Task statement:
Reproduce all the lines below exactly and omit the images.

** begin Recorded data **

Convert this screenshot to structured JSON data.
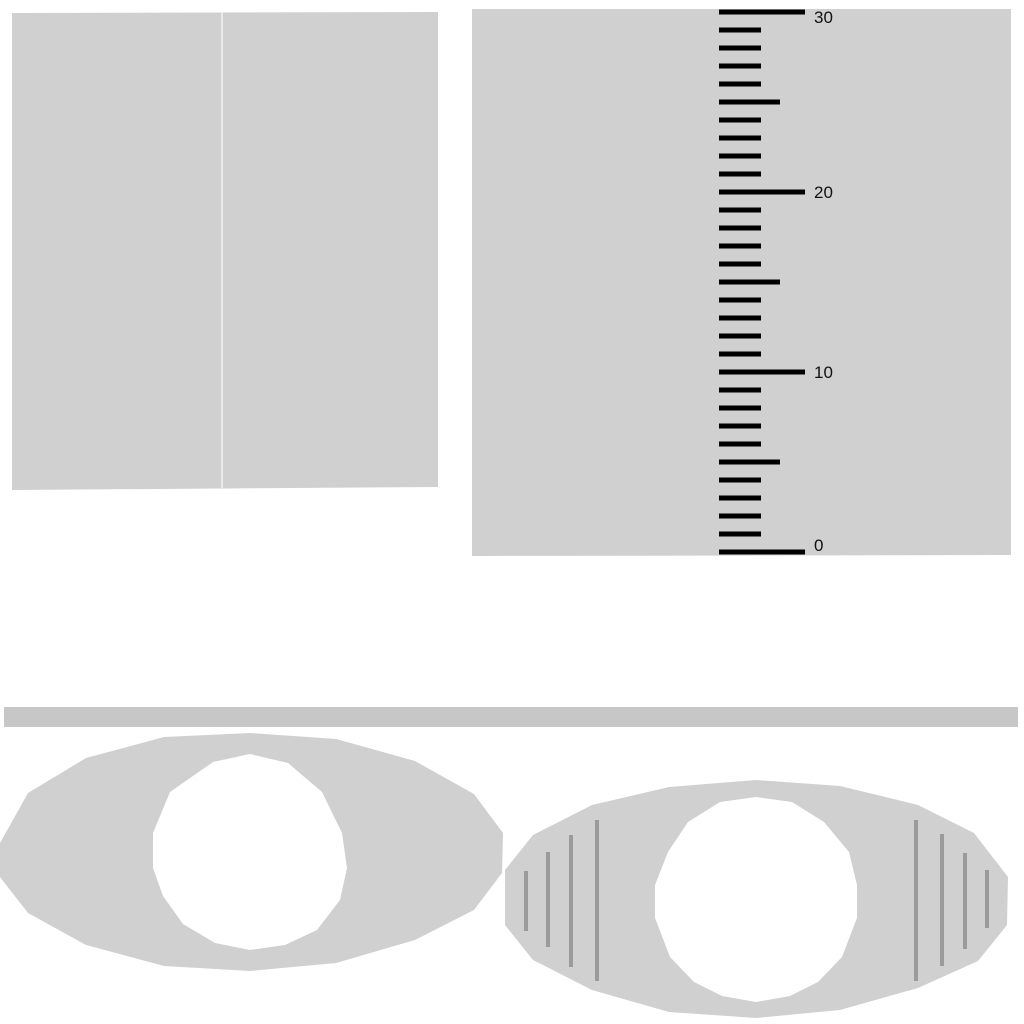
{
  "colors": {
    "background": "#ffffff",
    "panel": "#d0d0d0",
    "bar": "#c7c7c7",
    "ring_fill": "#d0d0d0",
    "hatch": "#9b9b9b",
    "tick": "#000000",
    "label": "#111111"
  },
  "ruler": {
    "min": 0,
    "max": 30,
    "minor_step": 1,
    "mid_step": 5,
    "major_step": 10,
    "labels": [
      {
        "value": 0,
        "text": "0"
      },
      {
        "value": 10,
        "text": "10"
      },
      {
        "value": 20,
        "text": "20"
      },
      {
        "value": 30,
        "text": "30"
      }
    ]
  },
  "shapes": {
    "split_panel": "split-panel",
    "ruler_panel": "ruler-panel",
    "bar": "horizontal-bar",
    "ring_plain": "ring-plain",
    "ring_hatched": "ring-hatched"
  }
}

** end Recorded data **

Exercise output:
Convert this screenshot to structured JSON data.
{
  "colors": {
    "background": "#ffffff",
    "panel": "#d0d0d0",
    "bar": "#c7c7c7",
    "ring_fill": "#d0d0d0",
    "hatch": "#9b9b9b",
    "tick": "#000000",
    "label": "#111111"
  },
  "ruler": {
    "min": 0,
    "max": 30,
    "minor_step": 1,
    "mid_step": 5,
    "major_step": 10,
    "labels": [
      {
        "value": 0,
        "text": "0"
      },
      {
        "value": 10,
        "text": "10"
      },
      {
        "value": 20,
        "text": "20"
      },
      {
        "value": 30,
        "text": "30"
      }
    ]
  },
  "shapes": {
    "split_panel": "split-panel",
    "ruler_panel": "ruler-panel",
    "bar": "horizontal-bar",
    "ring_plain": "ring-plain",
    "ring_hatched": "ring-hatched"
  }
}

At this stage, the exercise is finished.